- [Problem requirements]:
All the entries need to be quoted exactly, apart from the pictures, which you should drop.

------ Stored rows

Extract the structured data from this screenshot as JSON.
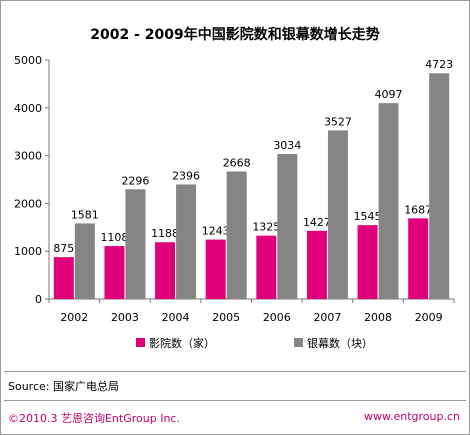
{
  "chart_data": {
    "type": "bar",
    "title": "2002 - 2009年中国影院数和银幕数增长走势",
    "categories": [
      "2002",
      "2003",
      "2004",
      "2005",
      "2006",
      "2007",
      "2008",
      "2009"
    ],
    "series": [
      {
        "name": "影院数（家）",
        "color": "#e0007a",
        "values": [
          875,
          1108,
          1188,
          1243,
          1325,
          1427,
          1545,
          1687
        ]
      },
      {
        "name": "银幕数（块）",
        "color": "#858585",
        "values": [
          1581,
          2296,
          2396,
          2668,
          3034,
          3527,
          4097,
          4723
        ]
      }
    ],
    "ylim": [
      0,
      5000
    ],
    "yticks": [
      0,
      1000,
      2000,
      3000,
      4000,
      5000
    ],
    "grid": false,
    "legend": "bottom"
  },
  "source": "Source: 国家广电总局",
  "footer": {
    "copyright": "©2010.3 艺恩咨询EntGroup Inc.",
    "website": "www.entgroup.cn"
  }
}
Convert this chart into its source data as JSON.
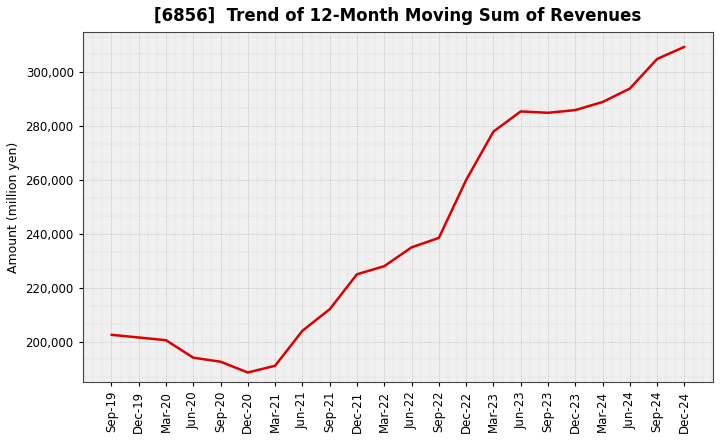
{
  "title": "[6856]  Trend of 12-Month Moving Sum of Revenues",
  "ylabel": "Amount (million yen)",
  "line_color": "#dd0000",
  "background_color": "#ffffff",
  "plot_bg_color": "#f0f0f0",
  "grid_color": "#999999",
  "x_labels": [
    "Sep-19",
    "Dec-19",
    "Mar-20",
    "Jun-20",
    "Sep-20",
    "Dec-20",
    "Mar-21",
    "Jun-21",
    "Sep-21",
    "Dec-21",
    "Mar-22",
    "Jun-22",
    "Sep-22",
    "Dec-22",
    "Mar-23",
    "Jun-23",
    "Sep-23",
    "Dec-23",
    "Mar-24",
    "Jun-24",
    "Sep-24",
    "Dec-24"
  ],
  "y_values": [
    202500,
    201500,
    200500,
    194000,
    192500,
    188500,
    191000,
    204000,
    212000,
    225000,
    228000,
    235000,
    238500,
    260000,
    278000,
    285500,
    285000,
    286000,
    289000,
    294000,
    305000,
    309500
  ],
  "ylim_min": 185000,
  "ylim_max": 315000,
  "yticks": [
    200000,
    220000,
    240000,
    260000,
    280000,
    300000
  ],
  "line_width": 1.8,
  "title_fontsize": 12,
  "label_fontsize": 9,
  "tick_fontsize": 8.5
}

------------

- [Written reply]:
Extract the structured data from this screenshot as JSON.
{
  "chart_data": {
    "type": "bar",
    "title": "2002 - 2009年中国影院数和银幕数增长走势",
    "categories": [
      "2002",
      "2003",
      "2004",
      "2005",
      "2006",
      "2007",
      "2008",
      "2009"
    ],
    "series": [
      {
        "name": "影院数（家）",
        "color": "#e0007a",
        "values": [
          875,
          1108,
          1188,
          1243,
          1325,
          1427,
          1545,
          1687
        ]
      },
      {
        "name": "银幕数（块）",
        "color": "#858585",
        "values": [
          1581,
          2296,
          2396,
          2668,
          3034,
          3527,
          4097,
          4723
        ]
      }
    ],
    "ylim": [
      0,
      5000
    ],
    "yticks": [
      0,
      1000,
      2000,
      3000,
      4000,
      5000
    ],
    "grid": false,
    "legend": "bottom"
  },
  "source": "Source: 国家广电总局",
  "footer": {
    "copyright": "©2010.3 艺恩咨询EntGroup Inc.",
    "website": "www.entgroup.cn"
  }
}
Convert this chart into its source data as JSON.
{
  "title": "[6856]  Trend of 12-Month Moving Sum of Revenues",
  "ylabel": "Amount (million yen)",
  "line_color": "#dd0000",
  "background_color": "#ffffff",
  "plot_bg_color": "#f0f0f0",
  "grid_color": "#999999",
  "x_labels": [
    "Sep-19",
    "Dec-19",
    "Mar-20",
    "Jun-20",
    "Sep-20",
    "Dec-20",
    "Mar-21",
    "Jun-21",
    "Sep-21",
    "Dec-21",
    "Mar-22",
    "Jun-22",
    "Sep-22",
    "Dec-22",
    "Mar-23",
    "Jun-23",
    "Sep-23",
    "Dec-23",
    "Mar-24",
    "Jun-24",
    "Sep-24",
    "Dec-24"
  ],
  "y_values": [
    202500,
    201500,
    200500,
    194000,
    192500,
    188500,
    191000,
    204000,
    212000,
    225000,
    228000,
    235000,
    238500,
    260000,
    278000,
    285500,
    285000,
    286000,
    289000,
    294000,
    305000,
    309500
  ],
  "ylim_min": 185000,
  "ylim_max": 315000,
  "yticks": [
    200000,
    220000,
    240000,
    260000,
    280000,
    300000
  ],
  "line_width": 1.8,
  "title_fontsize": 12,
  "label_fontsize": 9,
  "tick_fontsize": 8.5
}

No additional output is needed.